_Given task:_
Collect each line of the entries that holds the string "发票管理".

-------- Listing --------

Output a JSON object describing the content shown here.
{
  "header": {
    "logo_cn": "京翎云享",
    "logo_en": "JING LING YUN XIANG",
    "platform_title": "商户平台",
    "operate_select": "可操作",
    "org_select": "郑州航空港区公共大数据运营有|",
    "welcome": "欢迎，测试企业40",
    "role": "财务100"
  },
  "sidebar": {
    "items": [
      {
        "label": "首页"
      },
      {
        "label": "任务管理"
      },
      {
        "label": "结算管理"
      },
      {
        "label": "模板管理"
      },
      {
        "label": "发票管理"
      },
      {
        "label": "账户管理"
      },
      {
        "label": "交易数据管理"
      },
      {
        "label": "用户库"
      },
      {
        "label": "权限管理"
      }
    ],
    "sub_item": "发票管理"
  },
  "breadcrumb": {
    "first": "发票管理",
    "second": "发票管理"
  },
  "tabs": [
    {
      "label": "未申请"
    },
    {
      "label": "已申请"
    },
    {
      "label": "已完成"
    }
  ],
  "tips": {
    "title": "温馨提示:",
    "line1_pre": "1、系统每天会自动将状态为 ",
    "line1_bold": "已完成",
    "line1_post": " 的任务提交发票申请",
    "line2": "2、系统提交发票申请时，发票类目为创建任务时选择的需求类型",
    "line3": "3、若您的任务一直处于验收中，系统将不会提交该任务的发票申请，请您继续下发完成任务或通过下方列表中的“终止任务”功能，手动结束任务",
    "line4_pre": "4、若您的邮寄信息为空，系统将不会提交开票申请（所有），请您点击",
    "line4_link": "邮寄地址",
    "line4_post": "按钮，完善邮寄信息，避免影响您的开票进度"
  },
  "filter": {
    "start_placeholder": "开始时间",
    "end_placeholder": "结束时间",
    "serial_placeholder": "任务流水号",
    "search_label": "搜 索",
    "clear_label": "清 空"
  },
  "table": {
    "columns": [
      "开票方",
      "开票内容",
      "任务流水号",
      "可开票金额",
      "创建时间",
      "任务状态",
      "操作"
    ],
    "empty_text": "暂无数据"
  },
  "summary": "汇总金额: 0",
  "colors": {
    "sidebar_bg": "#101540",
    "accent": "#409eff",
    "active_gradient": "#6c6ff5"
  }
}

--------

_Result of the task:_
        "label": "发票管理"
    "sub_item": "发票管理"
    "first": "发票管理",
    "second": "发票管理"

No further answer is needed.